[Data excerpts]
-- BEGIN --

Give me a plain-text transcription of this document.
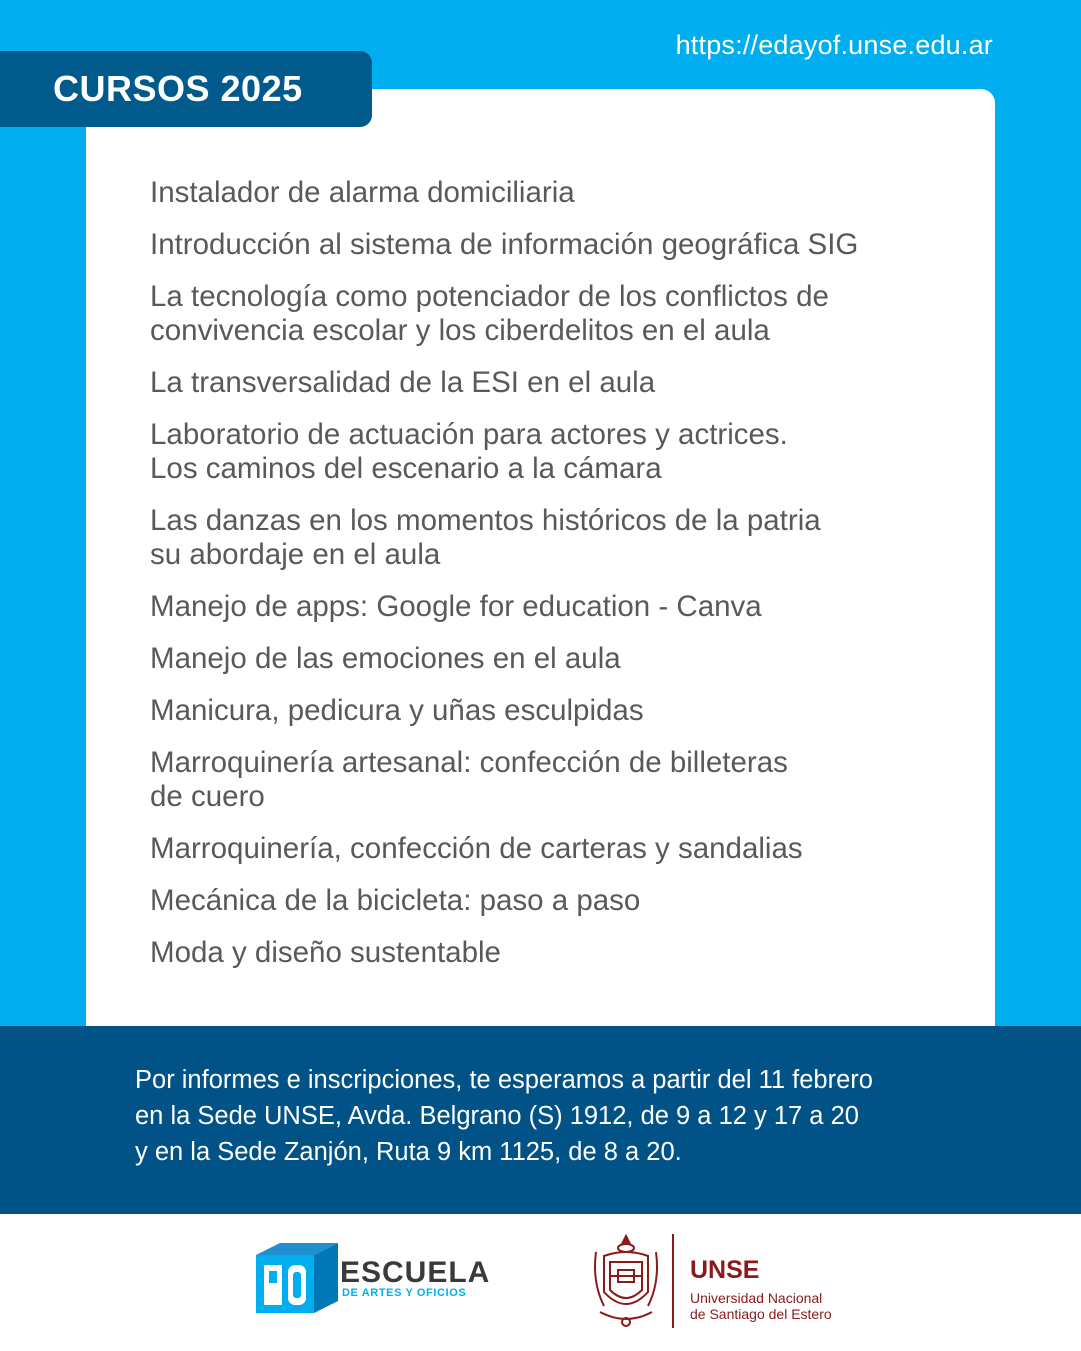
https://edayof.unse.edu.ar
CURSOS 2025
Instalador de alarma domiciliaria
Introducción al sistema de información geográfica SIG
La tecnología como potenciador de los conflictos de
convivencia escolar y los ciberdelitos en el aula
La transversalidad de la ESI en el aula
Laboratorio de actuación para actores y actrices.
Los caminos del escenario a la cámara
Las danzas en los momentos históricos de la patria
su abordaje en el aula
Manejo de apps: Google for education - Canva
Manejo de las emociones en el aula
Manicura, pedicura y uñas esculpidas
Marroquinería artesanal: confección de billeteras
de cuero
Marroquinería, confección de carteras y sandalias
Mecánica de la bicicleta: paso a paso
Moda y diseño sustentable
Por informes e inscripciones, te esperamos a partir del 11 febrero
en la Sede UNSE, Avda. Belgrano (S) 1912, de 9 a 12 y 17 a 20
y en la Sede Zanjón, Ruta 9 km 1125, de 8 a 20.
ESCUELA
DE ARTES Y OFICIOS
UNSE
Universidad Nacional
de Santiago del Estero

-- END --

AIM =>
Pictures don't belong in the copy. Restate all the entries exactly.

THE OUTPUT =>
Give me a plain-text transcription of this document.
https://edayof.unse.edu.ar
CURSOS 2025
Instalador de alarma domiciliaria
Introducción al sistema de información geográfica SIG
La tecnología como potenciador de los conflictos de
convivencia escolar y los ciberdelitos en el aula
La transversalidad de la ESI en el aula
Laboratorio de actuación para actores y actrices.
Los caminos del escenario a la cámara
Las danzas en los momentos históricos de la patria
su abordaje en el aula
Manejo de apps: Google for education - Canva
Manejo de las emociones en el aula
Manicura, pedicura y uñas esculpidas
Marroquinería artesanal: confección de billeteras
de cuero
Marroquinería, confección de carteras y sandalias
Mecánica de la bicicleta: paso a paso
Moda y diseño sustentable
Por informes e inscripciones, te esperamos a partir del 11 febrero
en la Sede UNSE, Avda. Belgrano (S) 1912, de 9 a 12 y 17 a 20
y en la Sede Zanjón, Ruta 9 km 1125, de 8 a 20.
ESCUELA
DE ARTES Y OFICIOS
UNSE
Universidad Nacional
de Santiago del Estero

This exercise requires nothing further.